| What to do |
Return every record exactly as written.
---- Supplied information
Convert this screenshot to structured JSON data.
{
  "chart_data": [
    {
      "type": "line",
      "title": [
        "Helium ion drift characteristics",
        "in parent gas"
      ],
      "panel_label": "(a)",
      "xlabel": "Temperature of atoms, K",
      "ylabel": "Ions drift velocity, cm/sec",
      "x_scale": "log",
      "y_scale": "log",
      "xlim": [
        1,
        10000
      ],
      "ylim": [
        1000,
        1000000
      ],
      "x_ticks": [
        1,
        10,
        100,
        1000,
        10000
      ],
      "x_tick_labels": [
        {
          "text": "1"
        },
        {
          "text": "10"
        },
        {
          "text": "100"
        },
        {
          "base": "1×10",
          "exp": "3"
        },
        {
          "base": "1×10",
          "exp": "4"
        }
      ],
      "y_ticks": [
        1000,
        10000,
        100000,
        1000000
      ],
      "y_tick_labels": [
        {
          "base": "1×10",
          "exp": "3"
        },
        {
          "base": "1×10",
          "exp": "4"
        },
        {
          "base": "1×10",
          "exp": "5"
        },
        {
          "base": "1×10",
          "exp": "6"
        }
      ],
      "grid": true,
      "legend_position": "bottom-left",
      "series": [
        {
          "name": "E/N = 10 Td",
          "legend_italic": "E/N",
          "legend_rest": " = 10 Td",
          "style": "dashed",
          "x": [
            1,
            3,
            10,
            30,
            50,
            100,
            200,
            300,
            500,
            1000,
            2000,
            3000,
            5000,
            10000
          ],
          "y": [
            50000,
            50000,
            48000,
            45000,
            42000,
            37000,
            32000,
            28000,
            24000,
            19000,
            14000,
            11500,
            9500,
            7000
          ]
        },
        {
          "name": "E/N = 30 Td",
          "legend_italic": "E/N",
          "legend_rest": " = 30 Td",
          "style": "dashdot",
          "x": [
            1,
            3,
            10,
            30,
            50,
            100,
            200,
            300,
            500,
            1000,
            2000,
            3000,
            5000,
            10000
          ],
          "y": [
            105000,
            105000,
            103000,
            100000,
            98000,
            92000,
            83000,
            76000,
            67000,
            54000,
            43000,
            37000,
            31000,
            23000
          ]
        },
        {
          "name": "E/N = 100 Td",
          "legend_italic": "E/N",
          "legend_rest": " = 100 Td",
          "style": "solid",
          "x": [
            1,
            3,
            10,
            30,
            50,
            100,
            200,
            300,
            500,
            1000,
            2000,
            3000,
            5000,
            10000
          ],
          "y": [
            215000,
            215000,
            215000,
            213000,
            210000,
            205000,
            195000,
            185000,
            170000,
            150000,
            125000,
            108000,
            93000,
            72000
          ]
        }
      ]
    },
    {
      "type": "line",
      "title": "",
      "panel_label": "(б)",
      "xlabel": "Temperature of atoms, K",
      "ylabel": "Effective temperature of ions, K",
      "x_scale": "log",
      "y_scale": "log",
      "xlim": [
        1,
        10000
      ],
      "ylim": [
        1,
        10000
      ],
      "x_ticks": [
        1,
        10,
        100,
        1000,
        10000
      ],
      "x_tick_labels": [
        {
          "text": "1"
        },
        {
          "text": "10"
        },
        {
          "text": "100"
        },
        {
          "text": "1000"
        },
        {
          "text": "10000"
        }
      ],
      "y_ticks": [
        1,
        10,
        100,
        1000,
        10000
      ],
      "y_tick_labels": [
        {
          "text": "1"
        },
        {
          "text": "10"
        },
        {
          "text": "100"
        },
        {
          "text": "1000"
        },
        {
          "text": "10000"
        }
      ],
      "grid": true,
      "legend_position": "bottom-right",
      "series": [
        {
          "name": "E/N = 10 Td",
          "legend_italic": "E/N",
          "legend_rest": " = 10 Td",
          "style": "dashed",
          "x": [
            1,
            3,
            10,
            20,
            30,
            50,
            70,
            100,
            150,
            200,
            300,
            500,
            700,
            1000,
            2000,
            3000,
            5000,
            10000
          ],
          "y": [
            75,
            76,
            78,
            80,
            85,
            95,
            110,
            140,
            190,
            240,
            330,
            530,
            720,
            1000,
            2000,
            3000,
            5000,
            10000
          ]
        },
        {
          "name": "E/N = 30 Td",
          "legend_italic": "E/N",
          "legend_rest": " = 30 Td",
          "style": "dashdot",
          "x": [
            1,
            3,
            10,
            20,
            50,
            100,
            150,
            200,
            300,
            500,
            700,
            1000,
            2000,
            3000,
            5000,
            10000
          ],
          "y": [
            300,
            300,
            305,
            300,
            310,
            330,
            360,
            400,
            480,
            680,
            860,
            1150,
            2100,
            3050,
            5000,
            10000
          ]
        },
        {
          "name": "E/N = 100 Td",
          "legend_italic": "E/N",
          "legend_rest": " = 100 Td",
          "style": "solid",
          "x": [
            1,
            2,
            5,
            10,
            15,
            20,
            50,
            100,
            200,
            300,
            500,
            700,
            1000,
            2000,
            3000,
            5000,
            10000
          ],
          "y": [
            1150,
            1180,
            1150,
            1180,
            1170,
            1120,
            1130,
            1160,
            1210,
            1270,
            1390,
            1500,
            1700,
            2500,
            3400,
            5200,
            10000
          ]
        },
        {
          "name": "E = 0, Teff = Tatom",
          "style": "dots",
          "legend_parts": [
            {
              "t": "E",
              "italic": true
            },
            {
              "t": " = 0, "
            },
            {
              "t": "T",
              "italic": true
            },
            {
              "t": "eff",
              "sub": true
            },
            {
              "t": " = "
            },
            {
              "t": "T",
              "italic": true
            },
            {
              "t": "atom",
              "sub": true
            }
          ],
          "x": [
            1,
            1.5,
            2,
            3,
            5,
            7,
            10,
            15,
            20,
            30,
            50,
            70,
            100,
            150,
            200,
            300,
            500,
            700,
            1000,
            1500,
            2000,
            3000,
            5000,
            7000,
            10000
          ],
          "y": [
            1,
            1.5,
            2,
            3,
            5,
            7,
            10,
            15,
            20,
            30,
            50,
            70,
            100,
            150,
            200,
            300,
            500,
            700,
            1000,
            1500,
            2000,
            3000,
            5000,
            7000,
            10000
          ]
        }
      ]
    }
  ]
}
--------
| Reply to the task |
Convert this screenshot to structured JSON data.
{
  "chart_data": [
    {
      "type": "line",
      "title": [
        "Helium ion drift characteristics",
        "in parent gas"
      ],
      "panel_label": "(a)",
      "xlabel": "Temperature of atoms, K",
      "ylabel": "Ions drift velocity, cm/sec",
      "x_scale": "log",
      "y_scale": "log",
      "xlim": [
        1,
        10000
      ],
      "ylim": [
        1000,
        1000000
      ],
      "x_ticks": [
        1,
        10,
        100,
        1000,
        10000
      ],
      "x_tick_labels": [
        {
          "text": "1"
        },
        {
          "text": "10"
        },
        {
          "text": "100"
        },
        {
          "base": "1×10",
          "exp": "3"
        },
        {
          "base": "1×10",
          "exp": "4"
        }
      ],
      "y_ticks": [
        1000,
        10000,
        100000,
        1000000
      ],
      "y_tick_labels": [
        {
          "base": "1×10",
          "exp": "3"
        },
        {
          "base": "1×10",
          "exp": "4"
        },
        {
          "base": "1×10",
          "exp": "5"
        },
        {
          "base": "1×10",
          "exp": "6"
        }
      ],
      "grid": true,
      "legend_position": "bottom-left",
      "series": [
        {
          "name": "E/N = 10 Td",
          "legend_italic": "E/N",
          "legend_rest": " = 10 Td",
          "style": "dashed",
          "x": [
            1,
            3,
            10,
            30,
            50,
            100,
            200,
            300,
            500,
            1000,
            2000,
            3000,
            5000,
            10000
          ],
          "y": [
            50000,
            50000,
            48000,
            45000,
            42000,
            37000,
            32000,
            28000,
            24000,
            19000,
            14000,
            11500,
            9500,
            7000
          ]
        },
        {
          "name": "E/N = 30 Td",
          "legend_italic": "E/N",
          "legend_rest": " = 30 Td",
          "style": "dashdot",
          "x": [
            1,
            3,
            10,
            30,
            50,
            100,
            200,
            300,
            500,
            1000,
            2000,
            3000,
            5000,
            10000
          ],
          "y": [
            105000,
            105000,
            103000,
            100000,
            98000,
            92000,
            83000,
            76000,
            67000,
            54000,
            43000,
            37000,
            31000,
            23000
          ]
        },
        {
          "name": "E/N = 100 Td",
          "legend_italic": "E/N",
          "legend_rest": " = 100 Td",
          "style": "solid",
          "x": [
            1,
            3,
            10,
            30,
            50,
            100,
            200,
            300,
            500,
            1000,
            2000,
            3000,
            5000,
            10000
          ],
          "y": [
            215000,
            215000,
            215000,
            213000,
            210000,
            205000,
            195000,
            185000,
            170000,
            150000,
            125000,
            108000,
            93000,
            72000
          ]
        }
      ]
    },
    {
      "type": "line",
      "title": "",
      "panel_label": "(б)",
      "xlabel": "Temperature of atoms, K",
      "ylabel": "Effective temperature of ions, K",
      "x_scale": "log",
      "y_scale": "log",
      "xlim": [
        1,
        10000
      ],
      "ylim": [
        1,
        10000
      ],
      "x_ticks": [
        1,
        10,
        100,
        1000,
        10000
      ],
      "x_tick_labels": [
        {
          "text": "1"
        },
        {
          "text": "10"
        },
        {
          "text": "100"
        },
        {
          "text": "1000"
        },
        {
          "text": "10000"
        }
      ],
      "y_ticks": [
        1,
        10,
        100,
        1000,
        10000
      ],
      "y_tick_labels": [
        {
          "text": "1"
        },
        {
          "text": "10"
        },
        {
          "text": "100"
        },
        {
          "text": "1000"
        },
        {
          "text": "10000"
        }
      ],
      "grid": true,
      "legend_position": "bottom-right",
      "series": [
        {
          "name": "E/N = 10 Td",
          "legend_italic": "E/N",
          "legend_rest": " = 10 Td",
          "style": "dashed",
          "x": [
            1,
            3,
            10,
            20,
            30,
            50,
            70,
            100,
            150,
            200,
            300,
            500,
            700,
            1000,
            2000,
            3000,
            5000,
            10000
          ],
          "y": [
            75,
            76,
            78,
            80,
            85,
            95,
            110,
            140,
            190,
            240,
            330,
            530,
            720,
            1000,
            2000,
            3000,
            5000,
            10000
          ]
        },
        {
          "name": "E/N = 30 Td",
          "legend_italic": "E/N",
          "legend_rest": " = 30 Td",
          "style": "dashdot",
          "x": [
            1,
            3,
            10,
            20,
            50,
            100,
            150,
            200,
            300,
            500,
            700,
            1000,
            2000,
            3000,
            5000,
            10000
          ],
          "y": [
            300,
            300,
            305,
            300,
            310,
            330,
            360,
            400,
            480,
            680,
            860,
            1150,
            2100,
            3050,
            5000,
            10000
          ]
        },
        {
          "name": "E/N = 100 Td",
          "legend_italic": "E/N",
          "legend_rest": " = 100 Td",
          "style": "solid",
          "x": [
            1,
            2,
            5,
            10,
            15,
            20,
            50,
            100,
            200,
            300,
            500,
            700,
            1000,
            2000,
            3000,
            5000,
            10000
          ],
          "y": [
            1150,
            1180,
            1150,
            1180,
            1170,
            1120,
            1130,
            1160,
            1210,
            1270,
            1390,
            1500,
            1700,
            2500,
            3400,
            5200,
            10000
          ]
        },
        {
          "name": "E = 0, Teff = Tatom",
          "style": "dots",
          "legend_parts": [
            {
              "t": "E",
              "italic": true
            },
            {
              "t": " = 0, "
            },
            {
              "t": "T",
              "italic": true
            },
            {
              "t": "eff",
              "sub": true
            },
            {
              "t": " = "
            },
            {
              "t": "T",
              "italic": true
            },
            {
              "t": "atom",
              "sub": true
            }
          ],
          "x": [
            1,
            1.5,
            2,
            3,
            5,
            7,
            10,
            15,
            20,
            30,
            50,
            70,
            100,
            150,
            200,
            300,
            500,
            700,
            1000,
            1500,
            2000,
            3000,
            5000,
            7000,
            10000
          ],
          "y": [
            1,
            1.5,
            2,
            3,
            5,
            7,
            10,
            15,
            20,
            30,
            50,
            70,
            100,
            150,
            200,
            300,
            500,
            700,
            1000,
            1500,
            2000,
            3000,
            5000,
            7000,
            10000
          ]
        }
      ]
    }
  ]
}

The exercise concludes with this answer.